* **WORKING DATA**
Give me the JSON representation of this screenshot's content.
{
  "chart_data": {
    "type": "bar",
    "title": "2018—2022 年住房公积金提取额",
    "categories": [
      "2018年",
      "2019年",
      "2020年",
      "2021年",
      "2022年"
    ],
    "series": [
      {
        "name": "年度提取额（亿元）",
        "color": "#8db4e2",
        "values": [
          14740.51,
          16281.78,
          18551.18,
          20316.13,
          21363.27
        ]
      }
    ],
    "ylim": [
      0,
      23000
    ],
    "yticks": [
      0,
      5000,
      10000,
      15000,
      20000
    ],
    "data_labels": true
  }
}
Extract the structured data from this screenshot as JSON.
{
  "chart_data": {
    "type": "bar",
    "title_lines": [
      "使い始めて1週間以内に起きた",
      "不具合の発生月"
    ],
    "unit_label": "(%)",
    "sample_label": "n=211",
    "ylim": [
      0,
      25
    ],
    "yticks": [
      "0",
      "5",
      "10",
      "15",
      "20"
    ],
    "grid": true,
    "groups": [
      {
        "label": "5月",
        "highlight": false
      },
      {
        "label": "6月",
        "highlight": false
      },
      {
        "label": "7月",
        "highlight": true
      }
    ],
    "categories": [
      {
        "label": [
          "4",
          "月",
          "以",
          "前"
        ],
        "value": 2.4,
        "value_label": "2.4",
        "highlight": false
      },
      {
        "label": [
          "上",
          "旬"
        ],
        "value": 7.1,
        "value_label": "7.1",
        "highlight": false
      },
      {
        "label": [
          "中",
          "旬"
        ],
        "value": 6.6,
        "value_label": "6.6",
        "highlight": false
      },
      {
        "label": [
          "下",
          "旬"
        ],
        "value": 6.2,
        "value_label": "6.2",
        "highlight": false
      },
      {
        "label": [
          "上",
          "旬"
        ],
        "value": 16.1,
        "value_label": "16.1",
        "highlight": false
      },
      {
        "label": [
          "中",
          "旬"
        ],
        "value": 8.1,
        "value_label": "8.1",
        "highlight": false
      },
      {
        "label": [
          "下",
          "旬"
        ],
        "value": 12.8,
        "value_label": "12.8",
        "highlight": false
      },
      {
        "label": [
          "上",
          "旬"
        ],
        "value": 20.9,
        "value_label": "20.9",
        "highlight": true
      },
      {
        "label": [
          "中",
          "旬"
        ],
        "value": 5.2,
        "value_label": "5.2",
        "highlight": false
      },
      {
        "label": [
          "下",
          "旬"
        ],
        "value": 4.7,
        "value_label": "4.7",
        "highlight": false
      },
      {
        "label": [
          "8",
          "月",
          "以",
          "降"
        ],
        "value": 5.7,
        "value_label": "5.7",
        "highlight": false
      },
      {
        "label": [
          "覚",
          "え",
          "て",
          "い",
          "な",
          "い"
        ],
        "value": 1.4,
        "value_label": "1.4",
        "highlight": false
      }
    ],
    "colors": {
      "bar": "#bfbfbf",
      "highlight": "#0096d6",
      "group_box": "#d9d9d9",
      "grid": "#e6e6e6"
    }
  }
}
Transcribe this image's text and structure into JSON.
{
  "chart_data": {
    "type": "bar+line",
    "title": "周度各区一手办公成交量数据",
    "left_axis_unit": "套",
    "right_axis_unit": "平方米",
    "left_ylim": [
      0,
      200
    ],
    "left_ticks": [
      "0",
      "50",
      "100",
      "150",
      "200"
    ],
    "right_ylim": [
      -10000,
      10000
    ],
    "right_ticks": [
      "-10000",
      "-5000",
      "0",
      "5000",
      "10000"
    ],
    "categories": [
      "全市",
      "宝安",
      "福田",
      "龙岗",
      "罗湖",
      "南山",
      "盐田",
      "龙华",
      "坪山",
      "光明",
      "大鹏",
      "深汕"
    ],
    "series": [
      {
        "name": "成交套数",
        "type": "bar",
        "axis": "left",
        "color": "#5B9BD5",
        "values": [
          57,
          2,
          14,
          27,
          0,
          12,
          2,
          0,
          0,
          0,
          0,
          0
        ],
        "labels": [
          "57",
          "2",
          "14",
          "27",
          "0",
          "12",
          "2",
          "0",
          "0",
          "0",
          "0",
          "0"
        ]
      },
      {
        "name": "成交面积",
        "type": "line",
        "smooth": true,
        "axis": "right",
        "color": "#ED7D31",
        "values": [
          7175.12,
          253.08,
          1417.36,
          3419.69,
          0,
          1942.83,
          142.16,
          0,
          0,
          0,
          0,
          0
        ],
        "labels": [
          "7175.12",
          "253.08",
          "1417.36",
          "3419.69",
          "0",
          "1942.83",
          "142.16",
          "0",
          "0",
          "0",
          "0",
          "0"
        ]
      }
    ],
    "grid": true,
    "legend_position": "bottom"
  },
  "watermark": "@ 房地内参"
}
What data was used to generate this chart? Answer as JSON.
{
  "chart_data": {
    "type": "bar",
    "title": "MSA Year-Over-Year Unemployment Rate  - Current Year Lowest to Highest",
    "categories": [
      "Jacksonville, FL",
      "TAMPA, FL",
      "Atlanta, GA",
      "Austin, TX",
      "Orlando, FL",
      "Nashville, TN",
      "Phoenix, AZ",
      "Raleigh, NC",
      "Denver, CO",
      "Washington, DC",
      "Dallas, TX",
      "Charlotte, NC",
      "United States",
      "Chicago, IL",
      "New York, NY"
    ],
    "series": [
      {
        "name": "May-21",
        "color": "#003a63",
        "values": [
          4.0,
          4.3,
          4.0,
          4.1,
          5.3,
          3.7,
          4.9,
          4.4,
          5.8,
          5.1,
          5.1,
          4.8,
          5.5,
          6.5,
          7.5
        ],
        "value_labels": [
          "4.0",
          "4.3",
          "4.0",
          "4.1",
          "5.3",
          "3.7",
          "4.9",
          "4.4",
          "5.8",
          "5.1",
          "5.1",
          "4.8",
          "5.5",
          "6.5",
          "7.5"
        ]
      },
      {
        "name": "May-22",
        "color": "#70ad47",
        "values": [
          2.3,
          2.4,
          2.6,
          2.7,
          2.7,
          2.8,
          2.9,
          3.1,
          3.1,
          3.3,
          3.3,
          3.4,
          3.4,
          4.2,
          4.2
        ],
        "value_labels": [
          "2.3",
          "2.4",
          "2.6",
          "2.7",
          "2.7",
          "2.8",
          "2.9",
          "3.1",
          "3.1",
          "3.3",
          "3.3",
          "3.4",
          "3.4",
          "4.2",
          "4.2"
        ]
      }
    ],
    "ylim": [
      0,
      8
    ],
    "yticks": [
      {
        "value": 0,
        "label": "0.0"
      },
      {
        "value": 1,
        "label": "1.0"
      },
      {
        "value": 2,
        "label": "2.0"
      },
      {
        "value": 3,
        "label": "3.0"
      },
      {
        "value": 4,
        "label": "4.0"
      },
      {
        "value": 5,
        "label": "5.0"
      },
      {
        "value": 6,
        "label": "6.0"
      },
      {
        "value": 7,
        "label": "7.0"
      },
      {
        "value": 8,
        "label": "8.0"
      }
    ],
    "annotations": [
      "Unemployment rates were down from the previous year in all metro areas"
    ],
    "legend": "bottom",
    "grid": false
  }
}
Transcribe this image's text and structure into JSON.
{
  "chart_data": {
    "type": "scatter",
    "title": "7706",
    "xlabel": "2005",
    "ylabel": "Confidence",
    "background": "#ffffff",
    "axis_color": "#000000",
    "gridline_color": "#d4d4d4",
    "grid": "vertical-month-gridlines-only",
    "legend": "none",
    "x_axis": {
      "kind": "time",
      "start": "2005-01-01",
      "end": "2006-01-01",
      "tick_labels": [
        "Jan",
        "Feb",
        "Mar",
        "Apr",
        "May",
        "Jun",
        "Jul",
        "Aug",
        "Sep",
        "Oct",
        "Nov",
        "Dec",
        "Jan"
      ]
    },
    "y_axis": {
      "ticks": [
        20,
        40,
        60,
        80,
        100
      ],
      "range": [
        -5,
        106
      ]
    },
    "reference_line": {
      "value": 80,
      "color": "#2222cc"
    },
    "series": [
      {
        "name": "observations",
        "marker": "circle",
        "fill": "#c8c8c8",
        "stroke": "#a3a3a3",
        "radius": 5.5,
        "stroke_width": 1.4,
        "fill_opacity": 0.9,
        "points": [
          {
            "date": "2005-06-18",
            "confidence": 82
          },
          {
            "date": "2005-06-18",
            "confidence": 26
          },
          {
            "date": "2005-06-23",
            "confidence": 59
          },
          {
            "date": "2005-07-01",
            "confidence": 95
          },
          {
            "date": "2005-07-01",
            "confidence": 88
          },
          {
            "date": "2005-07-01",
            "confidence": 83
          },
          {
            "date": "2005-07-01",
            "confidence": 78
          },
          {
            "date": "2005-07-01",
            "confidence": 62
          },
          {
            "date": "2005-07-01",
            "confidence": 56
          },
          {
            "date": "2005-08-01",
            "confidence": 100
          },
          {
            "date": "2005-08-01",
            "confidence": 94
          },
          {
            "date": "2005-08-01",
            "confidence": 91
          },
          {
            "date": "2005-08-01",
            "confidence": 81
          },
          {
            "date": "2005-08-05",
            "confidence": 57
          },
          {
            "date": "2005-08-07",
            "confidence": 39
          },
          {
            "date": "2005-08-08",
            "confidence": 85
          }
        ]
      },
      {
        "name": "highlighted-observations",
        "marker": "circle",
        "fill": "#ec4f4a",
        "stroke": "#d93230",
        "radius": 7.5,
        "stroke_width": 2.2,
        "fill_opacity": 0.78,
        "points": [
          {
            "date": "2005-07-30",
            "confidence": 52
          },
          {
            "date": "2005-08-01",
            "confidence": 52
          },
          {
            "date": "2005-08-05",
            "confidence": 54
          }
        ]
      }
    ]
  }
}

* **TASK DIRECTIONS**
Return each line where "Unemployment" shows up.

* **REPLY**
    "title": "MSA Year-Over-Year Unemployment Rate  - Current Year Lowest to Highest",
      "Unemployment rates were down from the previous year in all metro areas"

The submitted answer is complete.